Work instructions =
Look through the material below for "الأعيان". Copy every line that contains it.

════

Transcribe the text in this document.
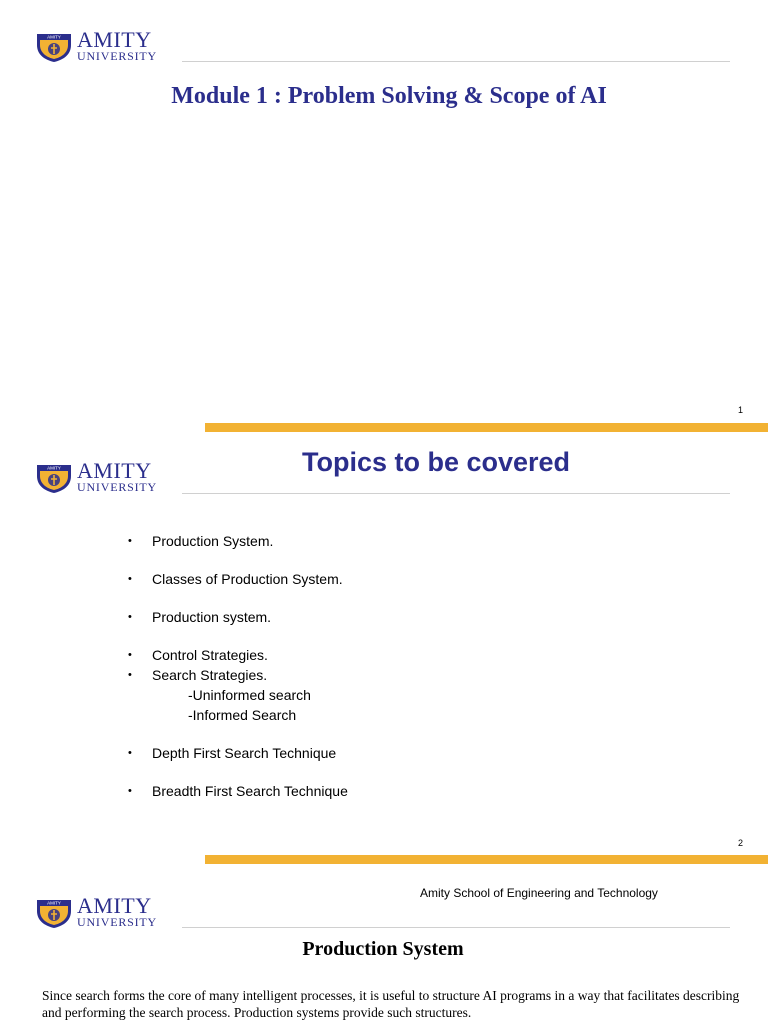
AMITY AMITY
UNIVERSITY
Module 1 : Problem Solving & Scope of AI
1
AMITY AMITY
UNIVERSITY
Topics to be covered
• Production System.
• Classes of Production System.
• Production system.
• Control Strategies.
• Search Strategies.
-Uninformed search
-Informed Search
• Depth First Search Technique
• Breadth First Search Technique
2
Amity School of Engineering and Technology
AMITY AMITY
UNIVERSITY
Production System
Since search forms the core of many intelligent processes, it is useful to structure AI programs in a way that facilitates describing and performing the search process. Production systems provide such structures.
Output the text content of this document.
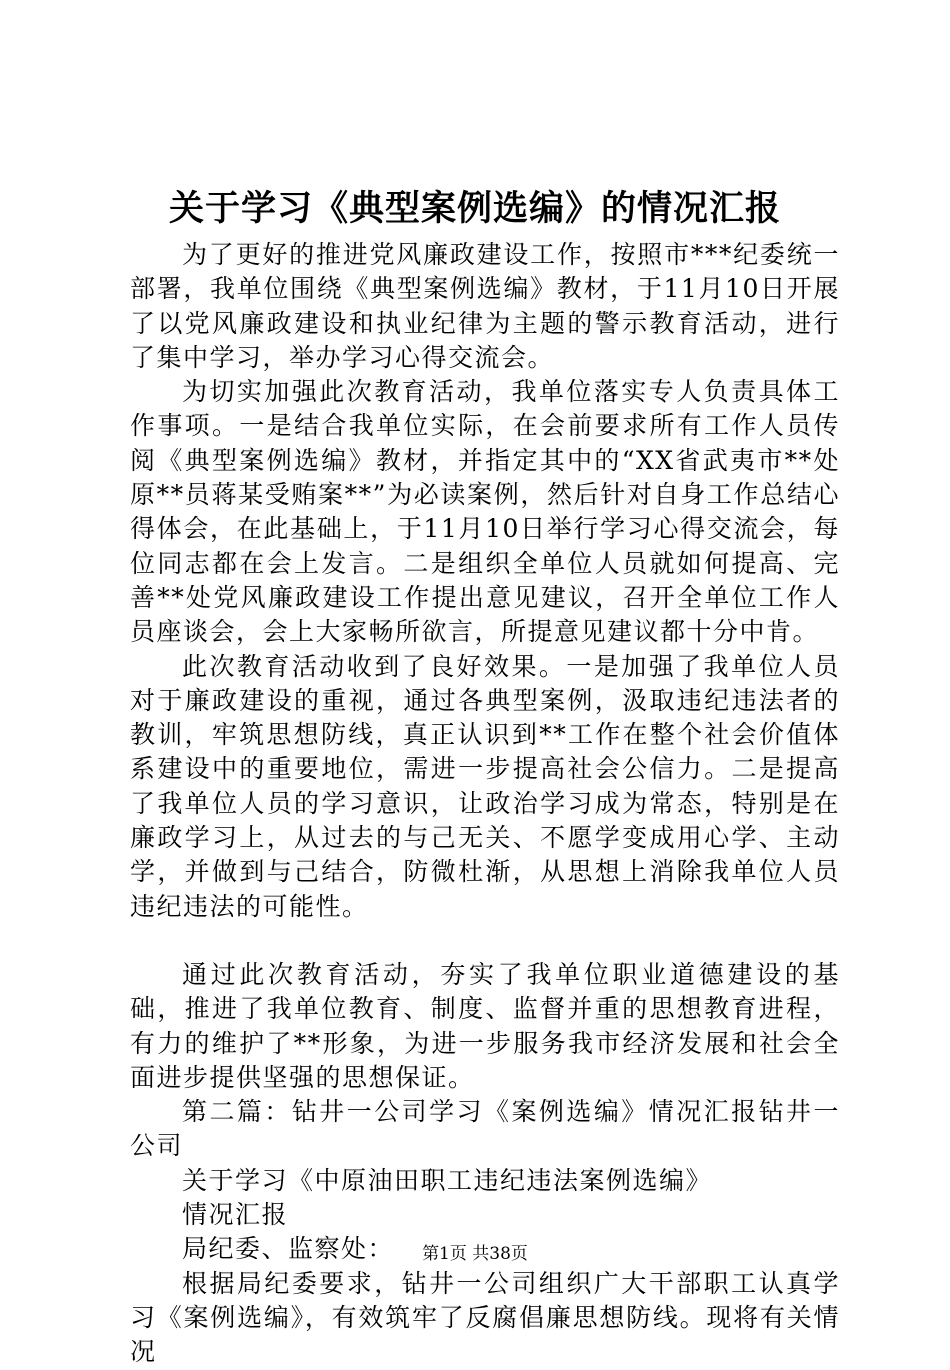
关于学习《典型案例选编》的情况汇报

为了更好的推进党风廉政建设工作，按照市***纪委统一部署，我单位围绕《典型案例选编》教材，于11月10日开展了以党风廉政建设和执业纪律为主题的警示教育活动，进行了集中学习，举办学习心得交流会。

为切实加强此次教育活动，我单位落实专人负责具体工作事项。一是结合我单位实际，在会前要求所有工作人员传阅《典型案例选编》教材，并指定其中的“XX省武夷市**处原**员蒋某受贿案**”为必读案例，然后针对自身工作总结心得体会，在此基础上，于11月10日举行学习心得交流会，每位同志都在会上发言。二是组织全单位人员就如何提高、完善**处党风廉政建设工作提出意见建议，召开全单位工作人员座谈会，会上大家畅所欲言，所提意见建议都十分中肯。

此次教育活动收到了良好效果。一是加强了我单位人员对于廉政建设的重视，通过各典型案例，汲取违纪违法者的教训，牢筑思想防线，真正认识到**工作在整个社会价值体系建设中的重要地位，需进一步提高社会公信力。二是提高了我单位人员的学习意识，让政治学习成为常态，特别是在廉政学习上，从过去的与己无关、不愿学变成用心学、主动学，并做到与己结合，防微杜渐，从思想上消除我单位人员违纪违法的可能性。

通过此次教育活动，夯实了我单位职业道德建设的基础，推进了我单位教育、制度、监督并重的思想教育进程，有力的维护了**形象，为进一步服务我市经济发展和社会全面进步提供坚强的思想保证。

第二篇：钻井一公司学习《案例选编》情况汇报钻井一公司

关于学习《中原油田职工违纪违法案例选编》

情况汇报

局纪委、监察处：

根据局纪委要求，钻井一公司组织广大干部职工认真学习《案例选编》，有效筑牢了反腐倡廉思想防线。现将有关情况

第1页 共38页
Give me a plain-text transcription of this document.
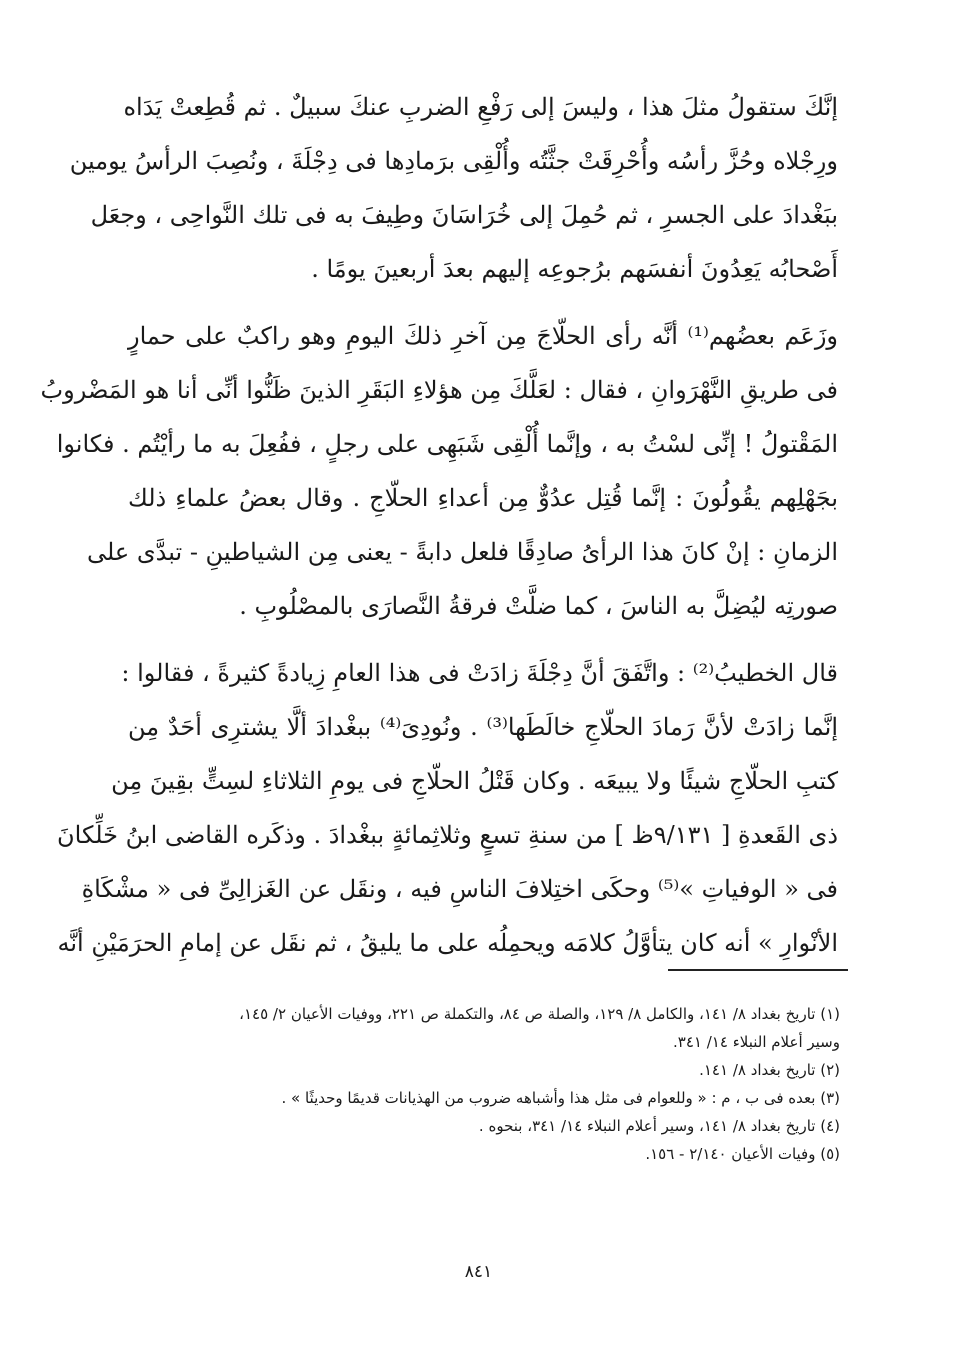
إنَّكَ ستقولُ مثلَ هذا ، وليسَ إلى رَفْعِ الضربِ عنكَ سبيلٌ . ثم قُطِعتْ يَدَاه
ورِجْلاه وحُزَّ رأسُه وأُحْرِقَتْ جثَّتُه وأُلْقِى برَمادِها فى دِجْلَةَ ، ونُصِبَ الرأسُ يومين
ببَغْدادَ على الجسرِ ، ثم حُمِلَ إلى خُرَاسَانَ وطِيفَ به فى تلك النَّواحِى ، وجعَل
أَصْحابُه يَعِدُونَ أنفسَهم برُجوعِه إليهم بعدَ أربعينَ يومًا .
وزَعَم بعضُهم⁽¹⁾ أنَّه رأى الحلّاجَ مِن آخرِ ذلكَ اليومِ وهو راكبٌ على حمارٍ
فى طريقِ النَّهْرَوانِ ، فقال : لعَلَّكَ مِن هؤلاءِ البَقَرِ الذينَ ظَنُّوا أنِّى أنا هو المَضْروبُ
المَقْتولُ ! إنِّى لسْتُ به ، وإنَّما أُلْقِى شَبَهِى على رجلٍ ، ففُعِلَ به ما رأيْتُم . فكانوا
بجَهْلِهم يقُولُونَ : إنَّما قُتِل عدُوٌّ مِن أعداءِ الحلّاجِ . وقال بعضُ علماءِ ذلك
الزمانِ : إنْ كانَ هذا الرأىُ صادِقًا فلعل دابةً - يعنى مِن الشياطينِ - تبدَّى على
صورتِه ليُضِلَّ به الناسَ ، كما ضلَّتْ فرقةُ النَّصارَى بالمصْلُوبِ .
قال الخطيبُ⁽²⁾ : واتَّفَقَ أنَّ دِجْلَةَ زادَتْ فى هذا العامِ زِيادةً كثيرةً ، فقالوا :
إنَّما زادَتْ لأنَّ رَمادَ الحلّاجِ خالَطَها⁽³⁾ . ونُودِىَ⁽⁴⁾ ببغْدادَ ألَّا يشترِى أحَدٌ مِن
كتبِ الحلّاجِ شيئًا ولا يبيعَه . وكان قَتْلُ الحلّاجِ فى يومِ الثلاثاءِ لسِتٍّ بقِينَ مِن
ذى القَعدةِ [ ٩/١٣١ظ ] من سنةِ تسعٍ وثلاثِمائةٍ ببغْدادَ . وذكَره القاضى ابنُ خَلِّكانَ
فى « الوفياتِ »⁽⁵⁾ وحكَى اختِلافَ الناسِ فيه ، ونقَل عن الغَزالِىِّ فى « مشْكَاةِ
الأنْوارِ » أنه كان يتأوَّلُ كلامَه ويحمِلُه على ما يليقُ ، ثم نقَل عن إمامِ الحرَمَيْنِ أنَّه
(١) تاريخ بغداد ٨/ ١٤١، والكامل ٨/ ١٢٩، والصلة ص ٨٤، والتكملة ص ٢٢١، ووفيات الأعيان ٢/ ١٤٥،
وسير أعلام النبلاء ١٤/ ٣٤١.
(٢) تاريخ بغداد ٨/ ١٤١.
(٣) بعده فى ب ، م : « وللعوام فى مثل هذا وأشباهه ضروب من الهذيانات قديمًا وحديثًا » .
(٤) تاريخ بغداد ٨/ ١٤١، وسير أعلام النبلاء ١٤/ ٣٤١، بنحوه .
(٥) وفيات الأعيان ٢/١٤٠ - ١٥٦.
٨٤١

════

Response to the exercise =
(١) تاريخ بغداد ٨/ ١٤١، والكامل ٨/ ١٢٩، والصلة ص ٨٤، والتكملة ص ٢٢١، ووفيات الأعيان ٢/ ١٤٥،
(٥) وفيات الأعيان ٢/١٤٠ - ١٥٦.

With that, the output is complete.